>> BEGIN RECORDS TO PROCESS
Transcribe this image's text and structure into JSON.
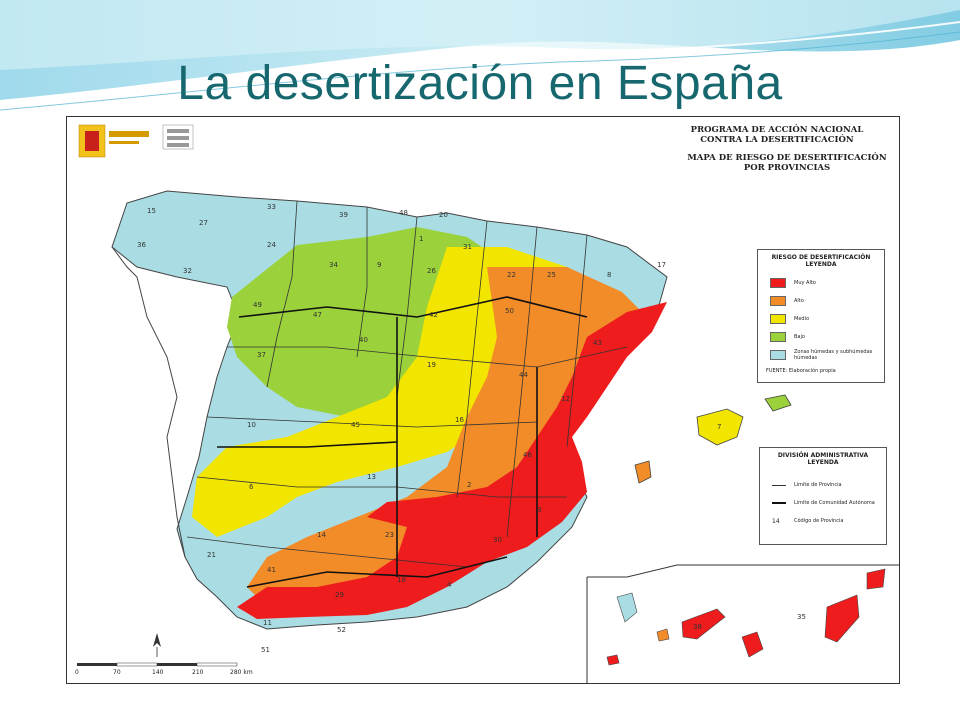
{
  "slide": {
    "title": "La desertización en España"
  },
  "map": {
    "heading_lines": [
      "PROGRAMA DE ACCIÓN NACIONAL",
      "CONTRA LA DESERTIFICACIÓN"
    ],
    "subheading_lines": [
      "MAPA DE RIESGO DE DESERTIFICACIÓN",
      "POR PROVINCIAS"
    ],
    "risk_legend": {
      "title_lines": [
        "RIESGO DE DESERTIFICACIÓN",
        "LEYENDA"
      ],
      "items": [
        {
          "label": "Muy Alto",
          "color": "#ee1c1c"
        },
        {
          "label": "Alto",
          "color": "#f28c28"
        },
        {
          "label": "Medio",
          "color": "#f2e600"
        },
        {
          "label": "Bajo",
          "color": "#9bd13a"
        },
        {
          "label": "Zonas húmedas y subhúmedas húmedas",
          "color": "#a9dde3"
        }
      ],
      "footnote": "FUENTE: Elaboración propia"
    },
    "division_legend": {
      "title_lines": [
        "DIVISIÓN ADMINISTRATIVA",
        "LEYENDA"
      ],
      "items": [
        {
          "symbol": "thin-line",
          "label": "Límite de Provincia"
        },
        {
          "symbol": "thick-line",
          "label": "Límite de Comunidad Autónoma"
        },
        {
          "symbol": "14",
          "label": "Código de Provincia"
        }
      ]
    },
    "scale_bar": {
      "ticks": [
        "0",
        "70",
        "140",
        "210",
        "280 km"
      ]
    },
    "province_codes": [
      "15",
      "27",
      "33",
      "39",
      "48",
      "20",
      "36",
      "32",
      "24",
      "34",
      "9",
      "1",
      "31",
      "26",
      "25",
      "22",
      "8",
      "17",
      "49",
      "47",
      "42",
      "50",
      "43",
      "37",
      "40",
      "19",
      "44",
      "12",
      "10",
      "45",
      "16",
      "46",
      "7",
      "6",
      "13",
      "2",
      "3",
      "14",
      "23",
      "30",
      "21",
      "41",
      "18",
      "4",
      "29",
      "11",
      "51",
      "35",
      "38",
      "52"
    ],
    "colors": {
      "muy_alto": "#ee1c1c",
      "alto": "#f28c28",
      "medio": "#f2e600",
      "bajo": "#9bd13a",
      "humedo": "#a9dde3",
      "portugal": "#ffffff",
      "title_color": "#17676f"
    }
  }
}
>> END RECORDS TO PROCESS
▶ _PROBLEM TO SOLVE_
Print every entry exactly as written, without the pictures.

▶ _OUTPUT_
Transcribe this image's text and structure into JSON.
{
  "slide": {
    "title": "La desertización en España"
  },
  "map": {
    "heading_lines": [
      "PROGRAMA DE ACCIÓN NACIONAL",
      "CONTRA LA DESERTIFICACIÓN"
    ],
    "subheading_lines": [
      "MAPA DE RIESGO DE DESERTIFICACIÓN",
      "POR PROVINCIAS"
    ],
    "risk_legend": {
      "title_lines": [
        "RIESGO DE DESERTIFICACIÓN",
        "LEYENDA"
      ],
      "items": [
        {
          "label": "Muy Alto",
          "color": "#ee1c1c"
        },
        {
          "label": "Alto",
          "color": "#f28c28"
        },
        {
          "label": "Medio",
          "color": "#f2e600"
        },
        {
          "label": "Bajo",
          "color": "#9bd13a"
        },
        {
          "label": "Zonas húmedas y subhúmedas húmedas",
          "color": "#a9dde3"
        }
      ],
      "footnote": "FUENTE: Elaboración propia"
    },
    "division_legend": {
      "title_lines": [
        "DIVISIÓN ADMINISTRATIVA",
        "LEYENDA"
      ],
      "items": [
        {
          "symbol": "thin-line",
          "label": "Límite de Provincia"
        },
        {
          "symbol": "thick-line",
          "label": "Límite de Comunidad Autónoma"
        },
        {
          "symbol": "14",
          "label": "Código de Provincia"
        }
      ]
    },
    "scale_bar": {
      "ticks": [
        "0",
        "70",
        "140",
        "210",
        "280 km"
      ]
    },
    "province_codes": [
      "15",
      "27",
      "33",
      "39",
      "48",
      "20",
      "36",
      "32",
      "24",
      "34",
      "9",
      "1",
      "31",
      "26",
      "25",
      "22",
      "8",
      "17",
      "49",
      "47",
      "42",
      "50",
      "43",
      "37",
      "40",
      "19",
      "44",
      "12",
      "10",
      "45",
      "16",
      "46",
      "7",
      "6",
      "13",
      "2",
      "3",
      "14",
      "23",
      "30",
      "21",
      "41",
      "18",
      "4",
      "29",
      "11",
      "51",
      "35",
      "38",
      "52"
    ],
    "colors": {
      "muy_alto": "#ee1c1c",
      "alto": "#f28c28",
      "medio": "#f2e600",
      "bajo": "#9bd13a",
      "humedo": "#a9dde3",
      "portugal": "#ffffff",
      "title_color": "#17676f"
    }
  }
}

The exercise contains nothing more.